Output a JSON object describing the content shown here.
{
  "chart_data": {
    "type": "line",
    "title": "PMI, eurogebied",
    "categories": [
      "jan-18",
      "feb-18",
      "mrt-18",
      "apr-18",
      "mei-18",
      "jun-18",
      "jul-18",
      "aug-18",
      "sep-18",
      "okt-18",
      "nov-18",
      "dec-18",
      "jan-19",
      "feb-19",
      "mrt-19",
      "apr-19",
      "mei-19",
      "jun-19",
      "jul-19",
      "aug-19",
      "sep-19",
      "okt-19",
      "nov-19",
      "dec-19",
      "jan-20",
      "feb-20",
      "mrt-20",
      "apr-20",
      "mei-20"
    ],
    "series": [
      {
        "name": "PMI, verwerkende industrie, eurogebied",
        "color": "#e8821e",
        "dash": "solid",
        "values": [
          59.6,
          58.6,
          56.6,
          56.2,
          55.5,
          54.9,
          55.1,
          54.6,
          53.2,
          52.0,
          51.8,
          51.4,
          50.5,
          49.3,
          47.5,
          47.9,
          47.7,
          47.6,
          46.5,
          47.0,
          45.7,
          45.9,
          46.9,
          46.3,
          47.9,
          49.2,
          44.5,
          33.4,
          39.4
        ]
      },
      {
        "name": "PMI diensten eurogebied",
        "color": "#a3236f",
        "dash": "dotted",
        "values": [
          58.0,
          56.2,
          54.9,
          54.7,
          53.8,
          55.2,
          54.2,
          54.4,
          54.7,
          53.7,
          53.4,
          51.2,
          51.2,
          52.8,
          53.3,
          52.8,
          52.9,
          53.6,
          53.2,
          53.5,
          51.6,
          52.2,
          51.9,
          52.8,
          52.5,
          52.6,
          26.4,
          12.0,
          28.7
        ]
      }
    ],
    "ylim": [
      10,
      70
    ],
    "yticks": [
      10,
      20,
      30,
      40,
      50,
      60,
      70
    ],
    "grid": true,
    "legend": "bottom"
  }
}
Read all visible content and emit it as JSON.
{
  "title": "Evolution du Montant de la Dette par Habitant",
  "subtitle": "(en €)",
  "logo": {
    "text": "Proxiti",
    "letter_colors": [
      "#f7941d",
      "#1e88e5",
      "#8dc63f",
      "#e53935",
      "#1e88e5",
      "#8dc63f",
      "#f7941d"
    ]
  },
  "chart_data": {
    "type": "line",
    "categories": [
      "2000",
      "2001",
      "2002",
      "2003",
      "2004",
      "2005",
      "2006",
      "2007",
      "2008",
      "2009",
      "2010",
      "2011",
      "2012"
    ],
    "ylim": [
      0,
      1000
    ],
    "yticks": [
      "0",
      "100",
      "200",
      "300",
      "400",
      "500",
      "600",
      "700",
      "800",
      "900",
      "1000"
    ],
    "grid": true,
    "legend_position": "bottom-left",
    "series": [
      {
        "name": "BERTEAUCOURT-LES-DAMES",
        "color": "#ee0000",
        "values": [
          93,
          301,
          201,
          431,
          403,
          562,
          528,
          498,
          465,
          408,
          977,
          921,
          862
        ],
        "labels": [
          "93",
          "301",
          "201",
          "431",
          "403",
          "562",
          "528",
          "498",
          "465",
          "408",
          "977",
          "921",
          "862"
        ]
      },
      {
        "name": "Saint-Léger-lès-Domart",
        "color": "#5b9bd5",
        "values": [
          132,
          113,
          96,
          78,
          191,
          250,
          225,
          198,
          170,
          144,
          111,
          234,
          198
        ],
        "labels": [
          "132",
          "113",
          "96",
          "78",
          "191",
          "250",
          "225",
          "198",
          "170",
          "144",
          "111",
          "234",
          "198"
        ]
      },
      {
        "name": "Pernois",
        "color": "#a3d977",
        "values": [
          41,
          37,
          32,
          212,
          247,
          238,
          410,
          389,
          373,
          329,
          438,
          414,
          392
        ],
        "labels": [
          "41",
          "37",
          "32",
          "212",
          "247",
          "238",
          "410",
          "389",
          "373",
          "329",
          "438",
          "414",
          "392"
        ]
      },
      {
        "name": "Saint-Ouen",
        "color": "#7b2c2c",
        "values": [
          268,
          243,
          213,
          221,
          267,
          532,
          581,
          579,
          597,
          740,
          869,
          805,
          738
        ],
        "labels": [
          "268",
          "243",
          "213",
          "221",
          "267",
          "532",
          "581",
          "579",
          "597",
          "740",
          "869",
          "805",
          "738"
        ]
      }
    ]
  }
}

───

PROMPT
Retype all of the data shown above, word for word.

EXERCISE ANSWER
Output a JSON object describing the content shown here.
{
  "chart_data": {
    "type": "line",
    "title": "PMI, eurogebied",
    "categories": [
      "jan-18",
      "feb-18",
      "mrt-18",
      "apr-18",
      "mei-18",
      "jun-18",
      "jul-18",
      "aug-18",
      "sep-18",
      "okt-18",
      "nov-18",
      "dec-18",
      "jan-19",
      "feb-19",
      "mrt-19",
      "apr-19",
      "mei-19",
      "jun-19",
      "jul-19",
      "aug-19",
      "sep-19",
      "okt-19",
      "nov-19",
      "dec-19",
      "jan-20",
      "feb-20",
      "mrt-20",
      "apr-20",
      "mei-20"
    ],
    "series": [
      {
        "name": "PMI, verwerkende industrie, eurogebied",
        "color": "#e8821e",
        "dash": "solid",
        "values": [
          59.6,
          58.6,
          56.6,
          56.2,
          55.5,
          54.9,
          55.1,
          54.6,
          53.2,
          52.0,
          51.8,
          51.4,
          50.5,
          49.3,
          47.5,
          47.9,
          47.7,
          47.6,
          46.5,
          47.0,
          45.7,
          45.9,
          46.9,
          46.3,
          47.9,
          49.2,
          44.5,
          33.4,
          39.4
        ]
      },
      {
        "name": "PMI diensten eurogebied",
        "color": "#a3236f",
        "dash": "dotted",
        "values": [
          58.0,
          56.2,
          54.9,
          54.7,
          53.8,
          55.2,
          54.2,
          54.4,
          54.7,
          53.7,
          53.4,
          51.2,
          51.2,
          52.8,
          53.3,
          52.8,
          52.9,
          53.6,
          53.2,
          53.5,
          51.6,
          52.2,
          51.9,
          52.8,
          52.5,
          52.6,
          26.4,
          12.0,
          28.7
        ]
      }
    ],
    "ylim": [
      10,
      70
    ],
    "yticks": [
      10,
      20,
      30,
      40,
      50,
      60,
      70
    ],
    "grid": true,
    "legend": "bottom"
  }
}
Read all visible content and emit it as JSON.
{
  "title": "Evolution du Montant de la Dette par Habitant",
  "subtitle": "(en €)",
  "logo": {
    "text": "Proxiti",
    "letter_colors": [
      "#f7941d",
      "#1e88e5",
      "#8dc63f",
      "#e53935",
      "#1e88e5",
      "#8dc63f",
      "#f7941d"
    ]
  },
  "chart_data": {
    "type": "line",
    "categories": [
      "2000",
      "2001",
      "2002",
      "2003",
      "2004",
      "2005",
      "2006",
      "2007",
      "2008",
      "2009",
      "2010",
      "2011",
      "2012"
    ],
    "ylim": [
      0,
      1000
    ],
    "yticks": [
      "0",
      "100",
      "200",
      "300",
      "400",
      "500",
      "600",
      "700",
      "800",
      "900",
      "1000"
    ],
    "grid": true,
    "legend_position": "bottom-left",
    "series": [
      {
        "name": "BERTEAUCOURT-LES-DAMES",
        "color": "#ee0000",
        "values": [
          93,
          301,
          201,
          431,
          403,
          562,
          528,
          498,
          465,
          408,
          977,
          921,
          862
        ],
        "labels": [
          "93",
          "301",
          "201",
          "431",
          "403",
          "562",
          "528",
          "498",
          "465",
          "408",
          "977",
          "921",
          "862"
        ]
      },
      {
        "name": "Saint-Léger-lès-Domart",
        "color": "#5b9bd5",
        "values": [
          132,
          113,
          96,
          78,
          191,
          250,
          225,
          198,
          170,
          144,
          111,
          234,
          198
        ],
        "labels": [
          "132",
          "113",
          "96",
          "78",
          "191",
          "250",
          "225",
          "198",
          "170",
          "144",
          "111",
          "234",
          "198"
        ]
      },
      {
        "name": "Pernois",
        "color": "#a3d977",
        "values": [
          41,
          37,
          32,
          212,
          247,
          238,
          410,
          389,
          373,
          329,
          438,
          414,
          392
        ],
        "labels": [
          "41",
          "37",
          "32",
          "212",
          "247",
          "238",
          "410",
          "389",
          "373",
          "329",
          "438",
          "414",
          "392"
        ]
      },
      {
        "name": "Saint-Ouen",
        "color": "#7b2c2c",
        "values": [
          268,
          243,
          213,
          221,
          267,
          532,
          581,
          579,
          597,
          740,
          869,
          805,
          738
        ],
        "labels": [
          "268",
          "243",
          "213",
          "221",
          "267",
          "532",
          "581",
          "579",
          "597",
          "740",
          "869",
          "805",
          "738"
        ]
      }
    ]
  }
}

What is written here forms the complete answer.